### WRITTEN REQUEST
Output an exact reproduction of the data.
# # # #
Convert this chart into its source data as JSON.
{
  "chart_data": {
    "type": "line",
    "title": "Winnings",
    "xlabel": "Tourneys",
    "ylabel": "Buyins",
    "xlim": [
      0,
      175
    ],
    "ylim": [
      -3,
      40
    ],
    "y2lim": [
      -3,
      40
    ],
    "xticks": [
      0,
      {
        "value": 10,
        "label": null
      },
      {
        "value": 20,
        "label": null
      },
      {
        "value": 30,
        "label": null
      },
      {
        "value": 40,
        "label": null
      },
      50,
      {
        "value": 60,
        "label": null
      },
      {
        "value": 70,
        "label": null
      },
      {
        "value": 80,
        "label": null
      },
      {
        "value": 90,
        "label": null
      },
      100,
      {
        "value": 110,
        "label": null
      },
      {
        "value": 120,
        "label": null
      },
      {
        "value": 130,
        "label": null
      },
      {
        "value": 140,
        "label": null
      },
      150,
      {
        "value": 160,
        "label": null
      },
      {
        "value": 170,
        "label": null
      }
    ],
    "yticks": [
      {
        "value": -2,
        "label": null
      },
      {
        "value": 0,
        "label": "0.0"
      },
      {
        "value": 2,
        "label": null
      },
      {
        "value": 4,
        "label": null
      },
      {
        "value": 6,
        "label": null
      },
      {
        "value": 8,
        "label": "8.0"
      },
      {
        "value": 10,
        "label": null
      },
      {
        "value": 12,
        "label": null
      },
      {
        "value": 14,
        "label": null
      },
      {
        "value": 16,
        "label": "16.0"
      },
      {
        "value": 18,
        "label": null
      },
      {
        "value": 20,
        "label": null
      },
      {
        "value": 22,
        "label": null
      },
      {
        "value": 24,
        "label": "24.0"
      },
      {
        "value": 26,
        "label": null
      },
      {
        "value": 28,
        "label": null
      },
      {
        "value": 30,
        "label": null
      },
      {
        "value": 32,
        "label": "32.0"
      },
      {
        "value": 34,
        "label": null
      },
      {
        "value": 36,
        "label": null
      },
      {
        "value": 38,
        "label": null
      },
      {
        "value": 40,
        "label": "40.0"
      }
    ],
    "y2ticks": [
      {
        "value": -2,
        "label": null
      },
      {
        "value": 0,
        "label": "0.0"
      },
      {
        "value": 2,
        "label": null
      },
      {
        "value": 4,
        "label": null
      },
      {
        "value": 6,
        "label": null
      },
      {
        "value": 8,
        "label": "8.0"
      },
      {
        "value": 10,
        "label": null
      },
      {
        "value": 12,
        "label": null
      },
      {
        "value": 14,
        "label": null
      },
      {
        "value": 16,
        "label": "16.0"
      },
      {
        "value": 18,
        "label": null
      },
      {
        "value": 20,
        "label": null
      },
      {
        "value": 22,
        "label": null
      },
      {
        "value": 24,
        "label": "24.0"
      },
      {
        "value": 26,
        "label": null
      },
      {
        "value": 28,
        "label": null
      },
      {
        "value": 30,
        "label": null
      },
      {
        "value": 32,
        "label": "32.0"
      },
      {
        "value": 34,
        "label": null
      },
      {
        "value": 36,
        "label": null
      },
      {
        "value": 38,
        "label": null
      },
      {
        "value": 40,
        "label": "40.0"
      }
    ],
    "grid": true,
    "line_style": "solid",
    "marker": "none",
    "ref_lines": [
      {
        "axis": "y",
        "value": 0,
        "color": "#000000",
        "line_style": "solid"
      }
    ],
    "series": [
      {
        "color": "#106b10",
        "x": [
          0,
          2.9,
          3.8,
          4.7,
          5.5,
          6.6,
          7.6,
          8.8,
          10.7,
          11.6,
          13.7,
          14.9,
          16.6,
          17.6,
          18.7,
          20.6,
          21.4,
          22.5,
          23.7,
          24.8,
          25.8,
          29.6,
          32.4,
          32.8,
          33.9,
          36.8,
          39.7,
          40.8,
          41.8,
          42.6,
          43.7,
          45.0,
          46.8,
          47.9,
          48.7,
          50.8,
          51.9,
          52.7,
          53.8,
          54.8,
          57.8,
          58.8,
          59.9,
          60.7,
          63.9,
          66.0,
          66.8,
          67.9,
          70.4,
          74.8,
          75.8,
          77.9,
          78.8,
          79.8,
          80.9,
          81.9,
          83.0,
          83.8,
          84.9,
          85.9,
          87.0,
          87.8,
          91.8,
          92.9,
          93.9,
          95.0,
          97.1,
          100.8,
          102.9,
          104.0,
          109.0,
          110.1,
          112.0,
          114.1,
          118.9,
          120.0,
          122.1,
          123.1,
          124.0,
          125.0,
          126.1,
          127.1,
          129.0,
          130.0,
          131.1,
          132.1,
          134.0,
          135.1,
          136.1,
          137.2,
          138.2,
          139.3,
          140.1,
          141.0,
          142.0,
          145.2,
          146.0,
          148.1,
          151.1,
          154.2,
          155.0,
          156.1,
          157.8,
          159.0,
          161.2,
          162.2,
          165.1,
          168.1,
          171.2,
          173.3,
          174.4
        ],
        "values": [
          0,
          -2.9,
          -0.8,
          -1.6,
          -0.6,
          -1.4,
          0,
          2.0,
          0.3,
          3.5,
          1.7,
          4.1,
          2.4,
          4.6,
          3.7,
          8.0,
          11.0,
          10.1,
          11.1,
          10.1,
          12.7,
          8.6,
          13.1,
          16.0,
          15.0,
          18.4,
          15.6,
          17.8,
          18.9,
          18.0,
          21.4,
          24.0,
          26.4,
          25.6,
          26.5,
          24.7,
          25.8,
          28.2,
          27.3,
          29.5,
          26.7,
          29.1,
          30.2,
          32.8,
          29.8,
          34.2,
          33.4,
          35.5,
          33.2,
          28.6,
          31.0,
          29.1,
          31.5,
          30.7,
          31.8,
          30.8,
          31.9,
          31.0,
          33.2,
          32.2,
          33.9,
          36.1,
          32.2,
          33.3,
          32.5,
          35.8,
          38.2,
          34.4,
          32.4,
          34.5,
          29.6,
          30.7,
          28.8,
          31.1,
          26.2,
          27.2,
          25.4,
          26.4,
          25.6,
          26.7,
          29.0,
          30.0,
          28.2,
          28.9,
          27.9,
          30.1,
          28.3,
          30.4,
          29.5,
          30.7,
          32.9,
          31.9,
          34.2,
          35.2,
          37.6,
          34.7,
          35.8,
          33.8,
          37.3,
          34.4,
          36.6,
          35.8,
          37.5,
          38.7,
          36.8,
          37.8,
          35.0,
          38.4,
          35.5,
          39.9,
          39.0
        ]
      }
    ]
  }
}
# # # #
### FULL RESPONSE
Convert this chart into its source data as JSON.
{
  "chart_data": {
    "type": "line",
    "title": "Winnings",
    "xlabel": "Tourneys",
    "ylabel": "Buyins",
    "xlim": [
      0,
      175
    ],
    "ylim": [
      -3,
      40
    ],
    "y2lim": [
      -3,
      40
    ],
    "xticks": [
      0,
      {
        "value": 10,
        "label": null
      },
      {
        "value": 20,
        "label": null
      },
      {
        "value": 30,
        "label": null
      },
      {
        "value": 40,
        "label": null
      },
      50,
      {
        "value": 60,
        "label": null
      },
      {
        "value": 70,
        "label": null
      },
      {
        "value": 80,
        "label": null
      },
      {
        "value": 90,
        "label": null
      },
      100,
      {
        "value": 110,
        "label": null
      },
      {
        "value": 120,
        "label": null
      },
      {
        "value": 130,
        "label": null
      },
      {
        "value": 140,
        "label": null
      },
      150,
      {
        "value": 160,
        "label": null
      },
      {
        "value": 170,
        "label": null
      }
    ],
    "yticks": [
      {
        "value": -2,
        "label": null
      },
      {
        "value": 0,
        "label": "0.0"
      },
      {
        "value": 2,
        "label": null
      },
      {
        "value": 4,
        "label": null
      },
      {
        "value": 6,
        "label": null
      },
      {
        "value": 8,
        "label": "8.0"
      },
      {
        "value": 10,
        "label": null
      },
      {
        "value": 12,
        "label": null
      },
      {
        "value": 14,
        "label": null
      },
      {
        "value": 16,
        "label": "16.0"
      },
      {
        "value": 18,
        "label": null
      },
      {
        "value": 20,
        "label": null
      },
      {
        "value": 22,
        "label": null
      },
      {
        "value": 24,
        "label": "24.0"
      },
      {
        "value": 26,
        "label": null
      },
      {
        "value": 28,
        "label": null
      },
      {
        "value": 30,
        "label": null
      },
      {
        "value": 32,
        "label": "32.0"
      },
      {
        "value": 34,
        "label": null
      },
      {
        "value": 36,
        "label": null
      },
      {
        "value": 38,
        "label": null
      },
      {
        "value": 40,
        "label": "40.0"
      }
    ],
    "y2ticks": [
      {
        "value": -2,
        "label": null
      },
      {
        "value": 0,
        "label": "0.0"
      },
      {
        "value": 2,
        "label": null
      },
      {
        "value": 4,
        "label": null
      },
      {
        "value": 6,
        "label": null
      },
      {
        "value": 8,
        "label": "8.0"
      },
      {
        "value": 10,
        "label": null
      },
      {
        "value": 12,
        "label": null
      },
      {
        "value": 14,
        "label": null
      },
      {
        "value": 16,
        "label": "16.0"
      },
      {
        "value": 18,
        "label": null
      },
      {
        "value": 20,
        "label": null
      },
      {
        "value": 22,
        "label": null
      },
      {
        "value": 24,
        "label": "24.0"
      },
      {
        "value": 26,
        "label": null
      },
      {
        "value": 28,
        "label": null
      },
      {
        "value": 30,
        "label": null
      },
      {
        "value": 32,
        "label": "32.0"
      },
      {
        "value": 34,
        "label": null
      },
      {
        "value": 36,
        "label": null
      },
      {
        "value": 38,
        "label": null
      },
      {
        "value": 40,
        "label": "40.0"
      }
    ],
    "grid": true,
    "line_style": "solid",
    "marker": "none",
    "ref_lines": [
      {
        "axis": "y",
        "value": 0,
        "color": "#000000",
        "line_style": "solid"
      }
    ],
    "series": [
      {
        "color": "#106b10",
        "x": [
          0,
          2.9,
          3.8,
          4.7,
          5.5,
          6.6,
          7.6,
          8.8,
          10.7,
          11.6,
          13.7,
          14.9,
          16.6,
          17.6,
          18.7,
          20.6,
          21.4,
          22.5,
          23.7,
          24.8,
          25.8,
          29.6,
          32.4,
          32.8,
          33.9,
          36.8,
          39.7,
          40.8,
          41.8,
          42.6,
          43.7,
          45.0,
          46.8,
          47.9,
          48.7,
          50.8,
          51.9,
          52.7,
          53.8,
          54.8,
          57.8,
          58.8,
          59.9,
          60.7,
          63.9,
          66.0,
          66.8,
          67.9,
          70.4,
          74.8,
          75.8,
          77.9,
          78.8,
          79.8,
          80.9,
          81.9,
          83.0,
          83.8,
          84.9,
          85.9,
          87.0,
          87.8,
          91.8,
          92.9,
          93.9,
          95.0,
          97.1,
          100.8,
          102.9,
          104.0,
          109.0,
          110.1,
          112.0,
          114.1,
          118.9,
          120.0,
          122.1,
          123.1,
          124.0,
          125.0,
          126.1,
          127.1,
          129.0,
          130.0,
          131.1,
          132.1,
          134.0,
          135.1,
          136.1,
          137.2,
          138.2,
          139.3,
          140.1,
          141.0,
          142.0,
          145.2,
          146.0,
          148.1,
          151.1,
          154.2,
          155.0,
          156.1,
          157.8,
          159.0,
          161.2,
          162.2,
          165.1,
          168.1,
          171.2,
          173.3,
          174.4
        ],
        "values": [
          0,
          -2.9,
          -0.8,
          -1.6,
          -0.6,
          -1.4,
          0,
          2.0,
          0.3,
          3.5,
          1.7,
          4.1,
          2.4,
          4.6,
          3.7,
          8.0,
          11.0,
          10.1,
          11.1,
          10.1,
          12.7,
          8.6,
          13.1,
          16.0,
          15.0,
          18.4,
          15.6,
          17.8,
          18.9,
          18.0,
          21.4,
          24.0,
          26.4,
          25.6,
          26.5,
          24.7,
          25.8,
          28.2,
          27.3,
          29.5,
          26.7,
          29.1,
          30.2,
          32.8,
          29.8,
          34.2,
          33.4,
          35.5,
          33.2,
          28.6,
          31.0,
          29.1,
          31.5,
          30.7,
          31.8,
          30.8,
          31.9,
          31.0,
          33.2,
          32.2,
          33.9,
          36.1,
          32.2,
          33.3,
          32.5,
          35.8,
          38.2,
          34.4,
          32.4,
          34.5,
          29.6,
          30.7,
          28.8,
          31.1,
          26.2,
          27.2,
          25.4,
          26.4,
          25.6,
          26.7,
          29.0,
          30.0,
          28.2,
          28.9,
          27.9,
          30.1,
          28.3,
          30.4,
          29.5,
          30.7,
          32.9,
          31.9,
          34.2,
          35.2,
          37.6,
          34.7,
          35.8,
          33.8,
          37.3,
          34.4,
          36.6,
          35.8,
          37.5,
          38.7,
          36.8,
          37.8,
          35.0,
          38.4,
          35.5,
          39.9,
          39.0
        ]
      }
    ]
  }
}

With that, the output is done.